§ **Data in this exercise**:

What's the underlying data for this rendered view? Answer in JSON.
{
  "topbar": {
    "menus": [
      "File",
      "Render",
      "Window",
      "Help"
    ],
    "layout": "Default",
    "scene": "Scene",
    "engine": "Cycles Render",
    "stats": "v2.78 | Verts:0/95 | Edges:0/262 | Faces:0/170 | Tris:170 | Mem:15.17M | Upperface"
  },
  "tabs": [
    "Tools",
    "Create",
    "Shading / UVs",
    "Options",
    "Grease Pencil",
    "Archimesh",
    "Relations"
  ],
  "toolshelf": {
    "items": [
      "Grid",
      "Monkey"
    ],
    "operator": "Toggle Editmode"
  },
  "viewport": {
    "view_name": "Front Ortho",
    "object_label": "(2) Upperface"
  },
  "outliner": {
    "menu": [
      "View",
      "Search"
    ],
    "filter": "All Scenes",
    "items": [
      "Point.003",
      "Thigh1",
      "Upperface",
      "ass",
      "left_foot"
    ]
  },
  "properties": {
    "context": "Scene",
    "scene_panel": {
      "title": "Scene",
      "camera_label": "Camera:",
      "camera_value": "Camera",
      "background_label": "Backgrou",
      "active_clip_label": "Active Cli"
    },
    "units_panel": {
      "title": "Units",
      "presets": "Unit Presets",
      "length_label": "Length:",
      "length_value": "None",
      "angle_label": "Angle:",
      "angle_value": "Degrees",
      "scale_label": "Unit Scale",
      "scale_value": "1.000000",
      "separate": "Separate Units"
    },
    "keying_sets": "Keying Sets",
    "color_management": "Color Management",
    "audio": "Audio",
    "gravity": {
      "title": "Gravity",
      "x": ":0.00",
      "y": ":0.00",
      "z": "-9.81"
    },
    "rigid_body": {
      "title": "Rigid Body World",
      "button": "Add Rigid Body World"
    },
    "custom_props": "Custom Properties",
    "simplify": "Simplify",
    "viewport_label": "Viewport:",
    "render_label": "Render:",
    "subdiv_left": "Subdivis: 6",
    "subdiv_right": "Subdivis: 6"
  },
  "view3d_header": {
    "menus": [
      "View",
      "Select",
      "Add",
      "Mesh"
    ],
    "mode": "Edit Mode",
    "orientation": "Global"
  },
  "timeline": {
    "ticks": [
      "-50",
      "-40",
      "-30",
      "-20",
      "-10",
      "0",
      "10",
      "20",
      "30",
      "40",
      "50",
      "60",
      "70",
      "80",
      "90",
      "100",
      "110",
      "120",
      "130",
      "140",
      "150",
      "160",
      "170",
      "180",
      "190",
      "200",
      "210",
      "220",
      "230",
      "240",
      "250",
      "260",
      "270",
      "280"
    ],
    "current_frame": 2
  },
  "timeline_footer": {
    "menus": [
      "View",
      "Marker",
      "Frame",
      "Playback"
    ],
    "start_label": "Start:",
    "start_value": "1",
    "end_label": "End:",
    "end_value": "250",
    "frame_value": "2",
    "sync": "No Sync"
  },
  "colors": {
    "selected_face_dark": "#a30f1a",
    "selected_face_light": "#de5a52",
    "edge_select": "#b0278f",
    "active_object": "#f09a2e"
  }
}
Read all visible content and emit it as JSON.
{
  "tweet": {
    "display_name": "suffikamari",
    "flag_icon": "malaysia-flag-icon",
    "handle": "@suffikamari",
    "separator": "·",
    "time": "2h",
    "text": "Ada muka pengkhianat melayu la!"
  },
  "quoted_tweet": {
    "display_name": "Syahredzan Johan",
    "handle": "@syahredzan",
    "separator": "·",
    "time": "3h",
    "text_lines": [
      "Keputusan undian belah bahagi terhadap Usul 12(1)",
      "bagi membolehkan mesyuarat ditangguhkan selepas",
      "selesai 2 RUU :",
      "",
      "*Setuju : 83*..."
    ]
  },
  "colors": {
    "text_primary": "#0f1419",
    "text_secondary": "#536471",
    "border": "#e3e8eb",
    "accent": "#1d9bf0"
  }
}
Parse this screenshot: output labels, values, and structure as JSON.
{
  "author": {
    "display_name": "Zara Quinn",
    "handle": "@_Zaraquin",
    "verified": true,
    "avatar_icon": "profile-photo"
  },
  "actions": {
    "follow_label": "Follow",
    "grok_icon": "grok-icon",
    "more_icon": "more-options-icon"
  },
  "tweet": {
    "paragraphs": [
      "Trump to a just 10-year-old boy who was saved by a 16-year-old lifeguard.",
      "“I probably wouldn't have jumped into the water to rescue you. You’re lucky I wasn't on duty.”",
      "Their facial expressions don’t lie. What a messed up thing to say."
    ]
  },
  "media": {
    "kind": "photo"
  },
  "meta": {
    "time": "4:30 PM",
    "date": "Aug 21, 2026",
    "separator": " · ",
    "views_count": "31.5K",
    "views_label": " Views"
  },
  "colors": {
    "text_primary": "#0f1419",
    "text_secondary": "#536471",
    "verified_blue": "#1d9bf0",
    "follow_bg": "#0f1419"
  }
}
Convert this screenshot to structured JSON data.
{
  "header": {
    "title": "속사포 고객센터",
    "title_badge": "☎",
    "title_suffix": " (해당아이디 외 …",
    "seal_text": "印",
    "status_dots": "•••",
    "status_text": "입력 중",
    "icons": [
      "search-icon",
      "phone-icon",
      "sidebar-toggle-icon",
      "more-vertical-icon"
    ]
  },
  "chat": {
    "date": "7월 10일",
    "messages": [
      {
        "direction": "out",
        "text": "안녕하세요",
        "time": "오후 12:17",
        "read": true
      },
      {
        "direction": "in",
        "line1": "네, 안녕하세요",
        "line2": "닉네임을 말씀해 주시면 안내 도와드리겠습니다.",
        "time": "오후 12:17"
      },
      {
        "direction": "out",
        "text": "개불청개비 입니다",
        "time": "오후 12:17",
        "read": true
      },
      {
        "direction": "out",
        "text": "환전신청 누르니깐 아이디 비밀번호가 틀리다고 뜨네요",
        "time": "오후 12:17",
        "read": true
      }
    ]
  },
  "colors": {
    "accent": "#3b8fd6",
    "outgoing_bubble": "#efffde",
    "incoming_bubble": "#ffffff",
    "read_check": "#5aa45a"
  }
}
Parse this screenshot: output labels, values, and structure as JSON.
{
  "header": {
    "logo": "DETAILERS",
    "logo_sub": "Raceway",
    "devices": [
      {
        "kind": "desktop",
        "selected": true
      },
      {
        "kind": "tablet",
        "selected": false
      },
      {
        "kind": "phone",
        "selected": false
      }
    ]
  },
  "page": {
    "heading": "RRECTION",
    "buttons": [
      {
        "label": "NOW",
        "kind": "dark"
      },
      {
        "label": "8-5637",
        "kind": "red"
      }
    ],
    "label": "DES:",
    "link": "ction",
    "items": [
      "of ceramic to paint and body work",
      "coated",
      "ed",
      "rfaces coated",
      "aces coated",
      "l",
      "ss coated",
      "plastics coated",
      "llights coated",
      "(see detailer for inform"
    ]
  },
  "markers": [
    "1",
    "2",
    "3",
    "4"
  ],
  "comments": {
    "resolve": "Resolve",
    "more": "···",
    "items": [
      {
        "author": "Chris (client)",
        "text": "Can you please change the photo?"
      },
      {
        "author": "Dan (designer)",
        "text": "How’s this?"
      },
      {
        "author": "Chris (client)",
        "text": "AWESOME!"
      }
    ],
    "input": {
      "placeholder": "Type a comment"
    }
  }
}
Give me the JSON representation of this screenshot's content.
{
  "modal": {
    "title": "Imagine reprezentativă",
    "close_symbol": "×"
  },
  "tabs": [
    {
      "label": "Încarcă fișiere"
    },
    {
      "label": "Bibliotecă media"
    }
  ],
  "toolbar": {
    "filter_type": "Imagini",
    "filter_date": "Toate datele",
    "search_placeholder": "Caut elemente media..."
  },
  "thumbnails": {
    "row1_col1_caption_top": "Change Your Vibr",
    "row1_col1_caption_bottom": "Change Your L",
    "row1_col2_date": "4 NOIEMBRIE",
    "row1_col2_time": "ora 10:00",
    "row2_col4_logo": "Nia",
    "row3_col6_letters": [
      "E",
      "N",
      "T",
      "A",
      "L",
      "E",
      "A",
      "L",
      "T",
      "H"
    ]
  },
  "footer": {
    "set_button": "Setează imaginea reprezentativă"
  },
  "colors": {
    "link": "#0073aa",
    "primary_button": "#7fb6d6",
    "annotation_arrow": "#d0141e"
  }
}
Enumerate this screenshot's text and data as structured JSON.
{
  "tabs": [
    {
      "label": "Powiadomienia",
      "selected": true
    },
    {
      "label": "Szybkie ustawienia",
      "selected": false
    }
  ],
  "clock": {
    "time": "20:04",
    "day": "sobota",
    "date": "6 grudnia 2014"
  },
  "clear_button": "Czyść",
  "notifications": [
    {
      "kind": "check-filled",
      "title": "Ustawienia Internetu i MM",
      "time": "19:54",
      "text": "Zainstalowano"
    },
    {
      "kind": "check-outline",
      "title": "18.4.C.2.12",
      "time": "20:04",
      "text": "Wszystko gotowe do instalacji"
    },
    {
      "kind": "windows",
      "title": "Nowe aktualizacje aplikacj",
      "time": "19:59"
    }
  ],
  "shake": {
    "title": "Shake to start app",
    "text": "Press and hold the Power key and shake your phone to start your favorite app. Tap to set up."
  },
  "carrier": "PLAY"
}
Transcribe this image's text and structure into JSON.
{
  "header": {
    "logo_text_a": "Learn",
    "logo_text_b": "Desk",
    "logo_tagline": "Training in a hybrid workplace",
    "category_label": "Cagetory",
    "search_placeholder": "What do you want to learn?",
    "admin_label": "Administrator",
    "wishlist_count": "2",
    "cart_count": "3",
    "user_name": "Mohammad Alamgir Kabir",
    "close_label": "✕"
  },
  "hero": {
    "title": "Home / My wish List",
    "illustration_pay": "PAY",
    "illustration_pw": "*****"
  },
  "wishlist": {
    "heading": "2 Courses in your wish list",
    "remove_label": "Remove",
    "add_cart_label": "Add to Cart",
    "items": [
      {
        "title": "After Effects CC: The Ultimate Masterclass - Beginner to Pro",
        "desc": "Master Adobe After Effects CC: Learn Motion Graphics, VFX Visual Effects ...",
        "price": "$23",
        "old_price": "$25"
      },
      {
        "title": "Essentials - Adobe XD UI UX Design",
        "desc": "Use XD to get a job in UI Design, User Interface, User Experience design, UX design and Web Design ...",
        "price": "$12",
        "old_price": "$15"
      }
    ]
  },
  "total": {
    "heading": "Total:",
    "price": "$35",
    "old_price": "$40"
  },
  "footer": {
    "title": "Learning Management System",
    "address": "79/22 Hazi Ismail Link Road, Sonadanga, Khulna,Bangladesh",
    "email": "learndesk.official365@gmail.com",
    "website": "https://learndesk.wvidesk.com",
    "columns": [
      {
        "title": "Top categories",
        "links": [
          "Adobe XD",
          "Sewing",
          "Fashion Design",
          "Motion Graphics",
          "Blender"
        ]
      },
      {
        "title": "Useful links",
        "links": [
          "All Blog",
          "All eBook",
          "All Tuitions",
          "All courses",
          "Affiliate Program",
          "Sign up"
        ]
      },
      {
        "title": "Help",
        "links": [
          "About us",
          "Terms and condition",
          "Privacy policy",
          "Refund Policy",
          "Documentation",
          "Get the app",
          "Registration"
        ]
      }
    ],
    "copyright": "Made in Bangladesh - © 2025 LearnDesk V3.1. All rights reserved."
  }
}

§ **Short problem**: Identify lines with the string "suffikamari". Copy each one.

§ **Task response**:
    "display_name": "suffikamari",
    "handle": "@suffikamari",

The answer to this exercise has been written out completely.